- **What is expected**
Extend the forum post about turning a variable sine wave into a square wave for a microcontroller, picking up after its final sentence.

- **Passage shown**

Hi to all.
I need to transform a sine wave to a square wave to be counted by a micro. The supply voltage can be 5V or 12V
The sine wave is variable from 0.5V peak-to-peak to 50V peak-to-peak, maximum frequency 50 kHz.

At the begin I started to play with a comparator LM311, after I made a circuit with a BC547 as switch and some resistors to work in the saturation zone, and all is OK: with low voltage sine wave from 0,65V p-p to 1,5V p-p, I read the 5V square wave on the BJT collector.

My problem is that the circuit should manage also voltage more than 1,5 V, up to 50 Volt p-p.
In fact now I calculated the base resistor with a reference of 1,5V at the input and the related base current. On the other hand if I would calculate the base resistor for 50 volt, then when the sine wave is 1 volt p-p maybe the base current is not enough to bring in saturation the transistor.

Until now I solved half problem clamping with two diodes (one to ground and one to +5) the base maximum voltage to -0.7 (on the lower sine) and +5.5 (on the upper sine) when the sine voltage is>5V.

Any idea?
Thanks a lot.

 

Hi to all.
I need to transform a sine wave to a square wave to be counted by a micro. The supply voltage can be 5V or 12V
The sine wave is variable from 0.5V peak-to-peak to 50V peak-to-peak, maximum frequency 50 kHz.

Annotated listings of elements
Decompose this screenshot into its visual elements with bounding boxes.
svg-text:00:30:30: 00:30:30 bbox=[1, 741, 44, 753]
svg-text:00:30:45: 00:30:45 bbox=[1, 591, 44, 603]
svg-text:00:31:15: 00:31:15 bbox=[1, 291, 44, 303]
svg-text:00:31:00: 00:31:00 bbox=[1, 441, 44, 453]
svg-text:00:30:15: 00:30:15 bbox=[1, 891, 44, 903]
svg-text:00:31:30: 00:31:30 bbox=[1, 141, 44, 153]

- **The response**
At the begin I started to play with a comparator LM311, after I made a circuit with a BC547 as switch and some resistors to work in the saturation zone, and all is OK: with low voltage sine wave from 0,65V p-p to 1,5V p-p, I read the 5V square wave on the BJT collector.

My problem is that the circuit should manage also voltage more than 1,5 V, up to 50 Volt p-p.
In fact now I calculated the base resistor with a reference of 1,5V at the input and the related base current. On the other hand if I would calculate the base resistor for 50 volt, then when the sine wave is 1 volt p-p maybe the base current is not enough to bring in saturation the transistor.

Until now I solved half problem clamping with two diodes (one to ground and one to +5) the base maximum voltage to -0.7 (on the lower sine) and +5.5 (on the upper sine) when the sine voltage is>5V.

Any idea?
Thanks a lot.

A starting point is to clip the sinewave with an inverse parallel pair of diodes, but that is equal to the Vbe of the transistor that produces the pulse train. A comparator can switch as the input goes over and under a reference point. 2 pairs of diodes gives 2 Vf and enough voltage to put current into the base of a switching transistor.

 

Resistor, two diodes back to back to ground, comparator set at 0.25V.

Bob

 

two diodes back to back to ground

??
That would block any current in both directions.
Do you mean inverse parallel?

 

Yes, in parallel, not in series. Should have been more clear.

Bob

 

Below is the LTspice simulation of an LM339 or LM393 circuit for inputs of 0.4vpp and 50vpp.
(The LM311 is not recommended for this, since it's input range does not extend all the way to the negative rail, which is ground in this circuit).
R5 provides a small amount of hysteresis to prevent oscillations at the transition point.
The diodes clamp the high voltage to prevent damage.
The diodes should be Schottky types since the LM339/393 inputs can be sensitive to voltages that go more than 0.3V below ground.

 

Below is the LTspice simulation of an LM339 or LM393 circuit for inputs of 0.4vpp and 50vpp.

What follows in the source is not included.